What to do:
Extract the entries in their exact form.

Data items:
........

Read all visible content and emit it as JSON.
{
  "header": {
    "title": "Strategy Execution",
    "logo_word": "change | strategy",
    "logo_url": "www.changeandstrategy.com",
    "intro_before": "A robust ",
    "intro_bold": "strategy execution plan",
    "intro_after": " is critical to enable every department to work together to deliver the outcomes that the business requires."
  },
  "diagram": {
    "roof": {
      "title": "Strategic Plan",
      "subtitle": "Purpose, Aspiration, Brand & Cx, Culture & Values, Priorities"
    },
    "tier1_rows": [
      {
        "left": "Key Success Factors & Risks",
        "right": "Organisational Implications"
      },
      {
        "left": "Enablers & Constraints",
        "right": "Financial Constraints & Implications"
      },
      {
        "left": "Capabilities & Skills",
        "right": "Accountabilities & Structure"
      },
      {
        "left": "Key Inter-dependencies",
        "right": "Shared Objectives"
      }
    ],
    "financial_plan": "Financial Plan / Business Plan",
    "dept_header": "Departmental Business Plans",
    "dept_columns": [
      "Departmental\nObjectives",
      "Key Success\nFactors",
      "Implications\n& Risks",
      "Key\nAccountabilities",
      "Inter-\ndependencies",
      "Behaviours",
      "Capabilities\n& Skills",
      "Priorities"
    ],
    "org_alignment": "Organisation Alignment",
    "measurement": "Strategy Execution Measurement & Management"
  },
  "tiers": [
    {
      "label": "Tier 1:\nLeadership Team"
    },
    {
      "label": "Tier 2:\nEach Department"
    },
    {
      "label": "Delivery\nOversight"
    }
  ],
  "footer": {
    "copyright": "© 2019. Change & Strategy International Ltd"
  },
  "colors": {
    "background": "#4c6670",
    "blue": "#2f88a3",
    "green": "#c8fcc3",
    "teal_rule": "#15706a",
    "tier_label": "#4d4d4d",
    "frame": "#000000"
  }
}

........

The solution:
Read all visible content and emit it as JSON.
{
  "header": {
    "title": "Strategy Execution",
    "logo_word": "change | strategy",
    "logo_url": "www.changeandstrategy.com",
    "intro_before": "A robust ",
    "intro_bold": "strategy execution plan",
    "intro_after": " is critical to enable every department to work together to deliver the outcomes that the business requires."
  },
  "diagram": {
    "roof": {
      "title": "Strategic Plan",
      "subtitle": "Purpose, Aspiration, Brand & Cx, Culture & Values, Priorities"
    },
    "tier1_rows": [
      {
        "left": "Key Success Factors & Risks",
        "right": "Organisational Implications"
      },
      {
        "left": "Enablers & Constraints",
        "right": "Financial Constraints & Implications"
      },
      {
        "left": "Capabilities & Skills",
        "right": "Accountabilities & Structure"
      },
      {
        "left": "Key Inter-dependencies",
        "right": "Shared Objectives"
      }
    ],
    "financial_plan": "Financial Plan / Business Plan",
    "dept_header": "Departmental Business Plans",
    "dept_columns": [
      "Departmental\nObjectives",
      "Key Success\nFactors",
      "Implications\n& Risks",
      "Key\nAccountabilities",
      "Inter-\ndependencies",
      "Behaviours",
      "Capabilities\n& Skills",
      "Priorities"
    ],
    "org_alignment": "Organisation Alignment",
    "measurement": "Strategy Execution Measurement & Management"
  },
  "tiers": [
    {
      "label": "Tier 1:\nLeadership Team"
    },
    {
      "label": "Tier 2:\nEach Department"
    },
    {
      "label": "Delivery\nOversight"
    }
  ],
  "footer": {
    "copyright": "© 2019. Change & Strategy International Ltd"
  },
  "colors": {
    "background": "#4c6670",
    "blue": "#2f88a3",
    "green": "#c8fcc3",
    "teal_rule": "#15706a",
    "tier_label": "#4d4d4d",
    "frame": "#000000"
  }
}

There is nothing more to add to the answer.